» **Stated exercise**: Check every line below for the word "Relative" and copy the ones that have it.

» **Dataset content**:

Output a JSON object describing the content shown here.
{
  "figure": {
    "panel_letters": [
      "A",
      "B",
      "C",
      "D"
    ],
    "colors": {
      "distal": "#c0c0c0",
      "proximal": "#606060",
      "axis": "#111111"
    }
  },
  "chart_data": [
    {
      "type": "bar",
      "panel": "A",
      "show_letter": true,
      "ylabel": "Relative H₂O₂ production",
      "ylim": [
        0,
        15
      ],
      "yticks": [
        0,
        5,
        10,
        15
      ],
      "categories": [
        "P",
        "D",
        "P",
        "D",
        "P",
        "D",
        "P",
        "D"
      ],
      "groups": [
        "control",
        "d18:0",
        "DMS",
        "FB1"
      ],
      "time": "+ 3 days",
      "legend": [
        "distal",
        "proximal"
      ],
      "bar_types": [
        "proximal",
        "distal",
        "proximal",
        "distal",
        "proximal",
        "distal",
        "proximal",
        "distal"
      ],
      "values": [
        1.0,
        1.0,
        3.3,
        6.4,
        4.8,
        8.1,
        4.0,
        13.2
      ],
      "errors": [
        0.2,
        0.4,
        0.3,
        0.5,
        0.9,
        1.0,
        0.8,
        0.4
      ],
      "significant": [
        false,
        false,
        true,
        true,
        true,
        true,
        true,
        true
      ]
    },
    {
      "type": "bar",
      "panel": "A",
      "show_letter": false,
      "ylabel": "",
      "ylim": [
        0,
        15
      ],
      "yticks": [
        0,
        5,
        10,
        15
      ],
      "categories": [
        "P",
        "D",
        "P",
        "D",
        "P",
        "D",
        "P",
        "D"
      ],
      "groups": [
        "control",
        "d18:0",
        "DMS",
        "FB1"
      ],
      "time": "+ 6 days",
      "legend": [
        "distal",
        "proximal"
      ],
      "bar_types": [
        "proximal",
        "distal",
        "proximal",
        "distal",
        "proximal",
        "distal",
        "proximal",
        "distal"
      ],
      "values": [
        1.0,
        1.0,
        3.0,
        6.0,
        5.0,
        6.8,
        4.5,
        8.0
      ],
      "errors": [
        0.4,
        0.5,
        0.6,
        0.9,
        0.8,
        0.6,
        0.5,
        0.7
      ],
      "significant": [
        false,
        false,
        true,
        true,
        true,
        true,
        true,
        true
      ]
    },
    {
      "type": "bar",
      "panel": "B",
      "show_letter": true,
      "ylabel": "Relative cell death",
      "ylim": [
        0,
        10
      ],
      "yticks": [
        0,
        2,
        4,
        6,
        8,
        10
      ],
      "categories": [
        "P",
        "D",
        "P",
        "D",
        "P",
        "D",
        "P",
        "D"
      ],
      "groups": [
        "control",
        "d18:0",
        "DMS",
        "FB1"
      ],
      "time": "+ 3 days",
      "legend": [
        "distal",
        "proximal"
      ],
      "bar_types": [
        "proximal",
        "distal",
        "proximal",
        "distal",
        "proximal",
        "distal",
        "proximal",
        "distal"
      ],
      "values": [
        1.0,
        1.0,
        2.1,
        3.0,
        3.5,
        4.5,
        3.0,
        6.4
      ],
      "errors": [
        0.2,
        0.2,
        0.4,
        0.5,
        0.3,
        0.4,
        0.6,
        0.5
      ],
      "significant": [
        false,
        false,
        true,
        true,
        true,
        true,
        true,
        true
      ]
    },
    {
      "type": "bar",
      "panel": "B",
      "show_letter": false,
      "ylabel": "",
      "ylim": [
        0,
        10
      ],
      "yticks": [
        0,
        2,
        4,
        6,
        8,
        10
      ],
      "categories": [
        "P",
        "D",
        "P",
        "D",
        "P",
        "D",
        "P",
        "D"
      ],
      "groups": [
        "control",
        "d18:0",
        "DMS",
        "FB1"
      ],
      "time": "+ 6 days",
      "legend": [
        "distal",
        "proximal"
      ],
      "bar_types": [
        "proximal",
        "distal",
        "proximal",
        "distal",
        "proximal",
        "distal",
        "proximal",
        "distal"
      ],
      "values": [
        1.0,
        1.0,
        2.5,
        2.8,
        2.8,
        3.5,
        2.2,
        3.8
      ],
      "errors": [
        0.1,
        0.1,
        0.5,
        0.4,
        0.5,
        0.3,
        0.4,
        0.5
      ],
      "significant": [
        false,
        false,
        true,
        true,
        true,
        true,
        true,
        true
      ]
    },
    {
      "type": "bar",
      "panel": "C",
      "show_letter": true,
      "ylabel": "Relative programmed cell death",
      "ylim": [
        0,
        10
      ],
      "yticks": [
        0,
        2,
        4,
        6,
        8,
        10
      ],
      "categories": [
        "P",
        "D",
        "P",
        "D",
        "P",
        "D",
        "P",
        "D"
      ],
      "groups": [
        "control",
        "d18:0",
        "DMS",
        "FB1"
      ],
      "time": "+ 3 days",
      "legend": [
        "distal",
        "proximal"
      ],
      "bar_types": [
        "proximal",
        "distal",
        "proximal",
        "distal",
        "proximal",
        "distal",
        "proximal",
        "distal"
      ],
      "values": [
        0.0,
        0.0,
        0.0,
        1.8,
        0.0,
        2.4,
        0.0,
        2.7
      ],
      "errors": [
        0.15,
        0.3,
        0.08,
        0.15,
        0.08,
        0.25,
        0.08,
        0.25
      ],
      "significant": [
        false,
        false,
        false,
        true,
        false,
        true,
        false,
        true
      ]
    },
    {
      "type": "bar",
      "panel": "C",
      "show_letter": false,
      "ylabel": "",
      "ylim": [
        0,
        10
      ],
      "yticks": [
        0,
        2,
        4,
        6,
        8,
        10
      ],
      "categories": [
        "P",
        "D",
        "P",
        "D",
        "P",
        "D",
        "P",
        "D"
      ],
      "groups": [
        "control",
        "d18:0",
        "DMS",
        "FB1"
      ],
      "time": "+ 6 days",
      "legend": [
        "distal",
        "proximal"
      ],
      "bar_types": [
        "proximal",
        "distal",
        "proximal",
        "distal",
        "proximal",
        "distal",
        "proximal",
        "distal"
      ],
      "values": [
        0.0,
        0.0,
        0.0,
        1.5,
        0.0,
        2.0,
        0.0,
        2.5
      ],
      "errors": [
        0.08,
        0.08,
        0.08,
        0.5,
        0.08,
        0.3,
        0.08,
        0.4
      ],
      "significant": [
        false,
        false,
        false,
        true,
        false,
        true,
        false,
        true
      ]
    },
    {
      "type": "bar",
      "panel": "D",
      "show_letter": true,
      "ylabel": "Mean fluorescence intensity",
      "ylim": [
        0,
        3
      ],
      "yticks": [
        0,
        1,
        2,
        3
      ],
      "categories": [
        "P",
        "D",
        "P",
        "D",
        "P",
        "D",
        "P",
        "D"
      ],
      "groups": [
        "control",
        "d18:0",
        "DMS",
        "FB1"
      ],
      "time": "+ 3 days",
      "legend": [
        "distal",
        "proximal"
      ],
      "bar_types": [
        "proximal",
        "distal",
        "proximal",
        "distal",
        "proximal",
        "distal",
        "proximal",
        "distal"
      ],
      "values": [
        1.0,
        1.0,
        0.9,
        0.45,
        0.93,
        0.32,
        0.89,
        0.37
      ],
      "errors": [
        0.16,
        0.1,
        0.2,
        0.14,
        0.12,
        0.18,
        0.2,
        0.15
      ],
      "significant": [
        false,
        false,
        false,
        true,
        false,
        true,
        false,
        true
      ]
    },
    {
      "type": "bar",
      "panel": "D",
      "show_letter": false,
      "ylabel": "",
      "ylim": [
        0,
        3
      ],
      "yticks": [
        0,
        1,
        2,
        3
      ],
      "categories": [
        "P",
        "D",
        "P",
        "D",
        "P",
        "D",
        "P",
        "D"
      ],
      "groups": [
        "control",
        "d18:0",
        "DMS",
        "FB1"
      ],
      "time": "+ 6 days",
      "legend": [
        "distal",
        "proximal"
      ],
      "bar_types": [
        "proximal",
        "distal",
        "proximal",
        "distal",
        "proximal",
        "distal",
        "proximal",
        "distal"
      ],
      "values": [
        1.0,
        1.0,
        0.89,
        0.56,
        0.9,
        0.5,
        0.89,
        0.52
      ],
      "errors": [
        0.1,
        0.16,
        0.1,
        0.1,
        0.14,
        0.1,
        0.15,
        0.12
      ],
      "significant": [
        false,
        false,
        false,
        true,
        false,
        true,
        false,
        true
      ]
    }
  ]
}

» **Solution**:
      "ylabel": "Relative H₂O₂ production",
      "ylabel": "Relative cell death",
      "ylabel": "Relative programmed cell death",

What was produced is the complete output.